[Start Supplied material]

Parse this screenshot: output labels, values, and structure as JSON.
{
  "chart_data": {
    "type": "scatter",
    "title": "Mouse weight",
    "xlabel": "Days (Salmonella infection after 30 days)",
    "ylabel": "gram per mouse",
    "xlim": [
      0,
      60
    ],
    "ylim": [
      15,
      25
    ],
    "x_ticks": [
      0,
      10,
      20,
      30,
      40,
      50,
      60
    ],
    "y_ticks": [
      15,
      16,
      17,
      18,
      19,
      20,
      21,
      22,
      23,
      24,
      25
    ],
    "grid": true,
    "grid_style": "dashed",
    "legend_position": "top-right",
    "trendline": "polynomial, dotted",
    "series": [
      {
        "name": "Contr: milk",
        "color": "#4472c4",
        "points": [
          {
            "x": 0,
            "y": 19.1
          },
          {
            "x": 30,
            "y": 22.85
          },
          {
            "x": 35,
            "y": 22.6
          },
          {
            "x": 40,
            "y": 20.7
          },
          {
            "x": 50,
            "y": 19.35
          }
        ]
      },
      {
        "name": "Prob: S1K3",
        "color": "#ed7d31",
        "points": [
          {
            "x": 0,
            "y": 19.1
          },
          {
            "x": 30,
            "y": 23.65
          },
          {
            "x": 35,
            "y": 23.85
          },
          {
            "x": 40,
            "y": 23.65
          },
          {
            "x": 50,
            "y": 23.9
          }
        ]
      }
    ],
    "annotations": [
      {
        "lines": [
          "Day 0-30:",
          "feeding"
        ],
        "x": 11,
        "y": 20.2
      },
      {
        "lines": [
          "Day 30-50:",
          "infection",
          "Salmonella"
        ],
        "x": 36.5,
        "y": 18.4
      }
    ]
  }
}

[End Supplied material]

What you have to do:
Write out every record shown above, word for word.

Final answer:
Parse this screenshot: output labels, values, and structure as JSON.
{
  "chart_data": {
    "type": "scatter",
    "title": "Mouse weight",
    "xlabel": "Days (Salmonella infection after 30 days)",
    "ylabel": "gram per mouse",
    "xlim": [
      0,
      60
    ],
    "ylim": [
      15,
      25
    ],
    "x_ticks": [
      0,
      10,
      20,
      30,
      40,
      50,
      60
    ],
    "y_ticks": [
      15,
      16,
      17,
      18,
      19,
      20,
      21,
      22,
      23,
      24,
      25
    ],
    "grid": true,
    "grid_style": "dashed",
    "legend_position": "top-right",
    "trendline": "polynomial, dotted",
    "series": [
      {
        "name": "Contr: milk",
        "color": "#4472c4",
        "points": [
          {
            "x": 0,
            "y": 19.1
          },
          {
            "x": 30,
            "y": 22.85
          },
          {
            "x": 35,
            "y": 22.6
          },
          {
            "x": 40,
            "y": 20.7
          },
          {
            "x": 50,
            "y": 19.35
          }
        ]
      },
      {
        "name": "Prob: S1K3",
        "color": "#ed7d31",
        "points": [
          {
            "x": 0,
            "y": 19.1
          },
          {
            "x": 30,
            "y": 23.65
          },
          {
            "x": 35,
            "y": 23.85
          },
          {
            "x": 40,
            "y": 23.65
          },
          {
            "x": 50,
            "y": 23.9
          }
        ]
      }
    ],
    "annotations": [
      {
        "lines": [
          "Day 0-30:",
          "feeding"
        ],
        "x": 11,
        "y": 20.2
      },
      {
        "lines": [
          "Day 30-50:",
          "infection",
          "Salmonella"
        ],
        "x": 36.5,
        "y": 18.4
      }
    ]
  }
}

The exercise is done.